=== Text shown ===

┄┄┄┄┄┄

Let's look at the score of each hyperparameter combination tested during the grid search:

In [172]:
cv_res = pd.DataFrame(grid_search.cv_results_)
cv_res.sort_values(by="mean_test_score", ascending=False, inplace=True)

# these few lines of code just make the DataFrame look nicer
cv_res = cv_res[["param_preprocessing__geo__n_clusters",
                 "param_random_forest__max_features", "split0_test_score",
                 "split1_test_score", "split2_test_score", "mean_test_score"]]
score_cols = ["split0", "split1", "split2", "mean_test_rmse"]
cv_res.columns = ["n_clusters", "max_features"] + score_cols
cv_res[score_cols] = -cv_res[score_cols].round().astype(np.int64)

cv_res.head()
Out[172]:
n_clusters max_features split0 split1 split2 mean_test_rmse
12 15 6 43460 43919 44748 44042
13 15 8 44132 44075 45010 44406
14 15 10 44374 44286 45316 44659
7 10 6 44683 44655 45657 44999
9 10 6 44683 44655 45657 44999

Randomized Search¶

In [173]:
from sklearn.experimental import enable_halving_search_cv
from sklearn.model_selection import HalvingRandomSearchCV

Try 30 (n_iter × cv) random combinations of hyperparameters:

In [174]:
from sklearn.model_selection import RandomizedSearchCV
from scipy.stats import randint

param_distribs = {'preprocessing__geo__n_clusters': randint(low=3, high=50),
                  'random_forest__max_features': randint(low=2, high=20)}

rnd_search = RandomizedSearchCV(
    full_pipeline, param_distributions=param_distribs, n_iter=10, cv=3,
    scoring='neg_root_mean_squared_error', random_state=42)

┄┄┄┄┄┄

=== Stated task 1 ===
In the hyperparameter search excerpt, what value is given for n_iter when RandomizedSearchCV is set up?
=== Stated task 2 ===
List every column header in the output table of the hyperparameter search excerpt.
=== Stated task 3 ===
Reproduce the part of the hyperparameter search excerpt starting with "Try 30 (n_iter" and going on through "scoring='neg_root_mean_squared_error', random_state=42)".
You won't need the records for any of this.

┄┄┄┄┄┄

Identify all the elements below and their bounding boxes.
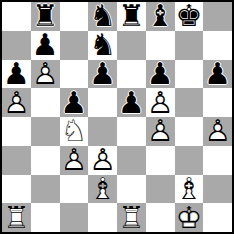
square-g1[interactable]: ♚♔ (175, 203, 204, 232)
square-a6[interactable]: ♟ (2, 60, 31, 89)
square-d5[interactable] (88, 88, 117, 117)
square-h3[interactable] (203, 146, 232, 175)
square-a1[interactable]: ♜♖ (2, 203, 31, 232)
white-knight-fill: ♞ (60, 117, 89, 146)
square-h8[interactable] (203, 2, 232, 31)
square-d6[interactable]: ♟ (88, 60, 117, 89)
square-b1[interactable] (31, 203, 60, 232)
square-c2[interactable] (60, 175, 89, 204)
white-pawn-fill: ♟ (31, 60, 60, 89)
square-g6[interactable] (175, 60, 204, 89)
white-pawn: ♙ (146, 117, 175, 146)
square-h5[interactable] (203, 88, 232, 117)
white-bishop-fill: ♝ (175, 175, 204, 204)
square-g4[interactable] (175, 117, 204, 146)
square-c6[interactable] (60, 60, 89, 89)
square-g7[interactable] (175, 31, 204, 60)
square-a5[interactable]: ♟♙ (2, 88, 31, 117)
black-pawn: ♟ (88, 60, 117, 89)
white-pawn-fill: ♟ (2, 88, 31, 117)
black-rook: ♜ (117, 2, 146, 31)
white-pawn: ♙ (31, 60, 60, 89)
black-king: ♚ (175, 2, 204, 31)
square-h2[interactable] (203, 175, 232, 204)
square-h4[interactable]: ♟♙ (203, 117, 232, 146)
square-d2[interactable]: ♝♗ (88, 175, 117, 204)
black-bishop: ♝ (146, 2, 175, 31)
white-pawn: ♙ (88, 146, 117, 175)
square-b6[interactable]: ♟♙ (31, 60, 60, 89)
square-c3[interactable]: ♟♙ (60, 146, 89, 175)
square-b2[interactable] (31, 175, 60, 204)
square-e5[interactable]: ♟ (117, 88, 146, 117)
white-rook-fill: ♜ (2, 203, 31, 232)
square-e2[interactable] (117, 175, 146, 204)
square-d4[interactable] (88, 117, 117, 146)
square-h1[interactable] (203, 203, 232, 232)
black-pawn: ♟ (146, 60, 175, 89)
square-f4[interactable]: ♟♙ (146, 117, 175, 146)
white-pawn-fill: ♟ (203, 117, 232, 146)
black-pawn: ♟ (31, 31, 60, 60)
square-c4[interactable]: ♞♘ (60, 117, 89, 146)
black-knight: ♞ (88, 2, 117, 31)
white-rook: ♖ (2, 203, 31, 232)
white-bishop: ♗ (88, 175, 117, 204)
square-c5[interactable]: ♟ (60, 88, 89, 117)
black-knight: ♞ (88, 31, 117, 60)
square-a2[interactable] (2, 175, 31, 204)
square-d1[interactable] (88, 203, 117, 232)
white-king-fill: ♚ (175, 203, 204, 232)
square-f1[interactable] (146, 203, 175, 232)
white-pawn-fill: ♟ (60, 146, 89, 175)
black-pawn: ♟ (60, 88, 89, 117)
white-rook: ♖ (117, 203, 146, 232)
square-f3[interactable] (146, 146, 175, 175)
square-g3[interactable] (175, 146, 204, 175)
square-f5[interactable]: ♟♙ (146, 88, 175, 117)
square-d8[interactable]: ♞ (88, 2, 117, 31)
square-h6[interactable]: ♟ (203, 60, 232, 89)
white-pawn: ♙ (203, 117, 232, 146)
square-d3[interactable]: ♟♙ (88, 146, 117, 175)
square-f2[interactable] (146, 175, 175, 204)
white-pawn: ♙ (2, 88, 31, 117)
square-f8[interactable]: ♝ (146, 2, 175, 31)
white-rook-fill: ♜ (117, 203, 146, 232)
white-pawn: ♙ (146, 88, 175, 117)
square-g2[interactable]: ♝♗ (175, 175, 204, 204)
square-e4[interactable] (117, 117, 146, 146)
square-e7[interactable] (117, 31, 146, 60)
square-b3[interactable] (31, 146, 60, 175)
black-pawn: ♟ (117, 88, 146, 117)
square-a7[interactable] (2, 31, 31, 60)
square-f7[interactable] (146, 31, 175, 60)
square-b7[interactable]: ♟ (31, 31, 60, 60)
white-pawn: ♙ (60, 146, 89, 175)
square-a8[interactable] (2, 2, 31, 31)
white-pawn-fill: ♟ (146, 117, 175, 146)
square-c7[interactable] (60, 31, 89, 60)
square-f6[interactable]: ♟ (146, 60, 175, 89)
square-e3[interactable] (117, 146, 146, 175)
square-e6[interactable] (117, 60, 146, 89)
square-b8[interactable]: ♜ (31, 2, 60, 31)
white-pawn-fill: ♟ (146, 88, 175, 117)
square-d7[interactable]: ♞ (88, 31, 117, 60)
white-knight: ♘ (60, 117, 89, 146)
white-pawn-fill: ♟ (88, 146, 117, 175)
square-g5[interactable] (175, 88, 204, 117)
white-bishop: ♗ (175, 175, 204, 204)
square-a4[interactable] (2, 117, 31, 146)
white-king: ♔ (175, 203, 204, 232)
square-a3[interactable] (2, 146, 31, 175)
square-c1[interactable] (60, 203, 89, 232)
black-pawn: ♟ (2, 60, 31, 89)
square-e1[interactable]: ♜♖ (117, 203, 146, 232)
square-e8[interactable]: ♜ (117, 2, 146, 31)
chess-board: ♜♞♜♝♚♟♞♟♟♙♟♟♟♟♙♟♟♟♙♞♘♟♙♟♙♟♙♟♙♝♗♝♗♜♖♜♖♚♔ (0, 0, 234, 234)
square-b5[interactable] (31, 88, 60, 117)
white-bishop-fill: ♝ (88, 175, 117, 204)
square-h7[interactable] (203, 31, 232, 60)
square-b4[interactable] (31, 117, 60, 146)
black-pawn: ♟ (203, 60, 232, 89)
square-c8[interactable] (60, 2, 89, 31)
black-rook: ♜ (31, 2, 60, 31)
square-g8[interactable]: ♚ (175, 2, 204, 31)
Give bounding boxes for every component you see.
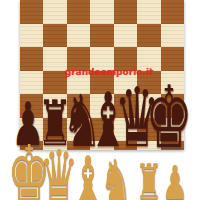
board-square-r1c0 bbox=[20, 24, 43, 48]
board-square-r0c6 bbox=[161, 0, 184, 24]
board-square-r1c5 bbox=[137, 24, 160, 48]
board-square-r1c3 bbox=[90, 24, 113, 48]
board-square-r0c3 bbox=[90, 0, 113, 24]
board-square-r0c5 bbox=[137, 0, 160, 24]
light-pawn: ♟ bbox=[162, 159, 188, 200]
board-square-r1c6 bbox=[161, 24, 184, 48]
board-square-r1c2 bbox=[67, 24, 90, 48]
board-square-r0c1 bbox=[43, 0, 66, 24]
board-square-r0c0 bbox=[20, 0, 43, 24]
light-rook: ♜ bbox=[135, 158, 162, 200]
chess-set-photo: grandeemporio.it ♟♜♞♝♛♚♚♛♝♞♜♟ bbox=[0, 0, 200, 200]
board-square-r0c4 bbox=[114, 0, 137, 24]
board-square-r0c2 bbox=[67, 0, 90, 24]
board-square-r1c4 bbox=[114, 24, 137, 48]
light-knight: ♞ bbox=[100, 152, 132, 200]
board-square-r1c1 bbox=[43, 24, 66, 48]
board-square-r2c0 bbox=[20, 47, 43, 71]
dark-king: ♚ bbox=[145, 74, 193, 160]
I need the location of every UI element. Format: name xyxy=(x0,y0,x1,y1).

┄┄┄┄┄┄

=== Final answer 1 ===
10

=== Final answer 2 ===
n_clusters, max_features, split0, split1, split2, mean_test_rmse

=== Final answer 3 ===
Try 30 (n_iter × cv) random combinations of hyperparameters:

In [174]:
from sklearn.model_selection import RandomizedSearchCV
from scipy.stats import randint

param_distribs = {'preprocessing__geo__n_clusters': randint(low=3, high=50),
                  'random_forest__max_features': randint(low=2, high=20)}

rnd_search = RandomizedSearchCV(
    full_pipeline, param_distributions=param_distribs, n_iter=10, cv=3,
    scoring='neg_root_mean_squared_error', random_state=42)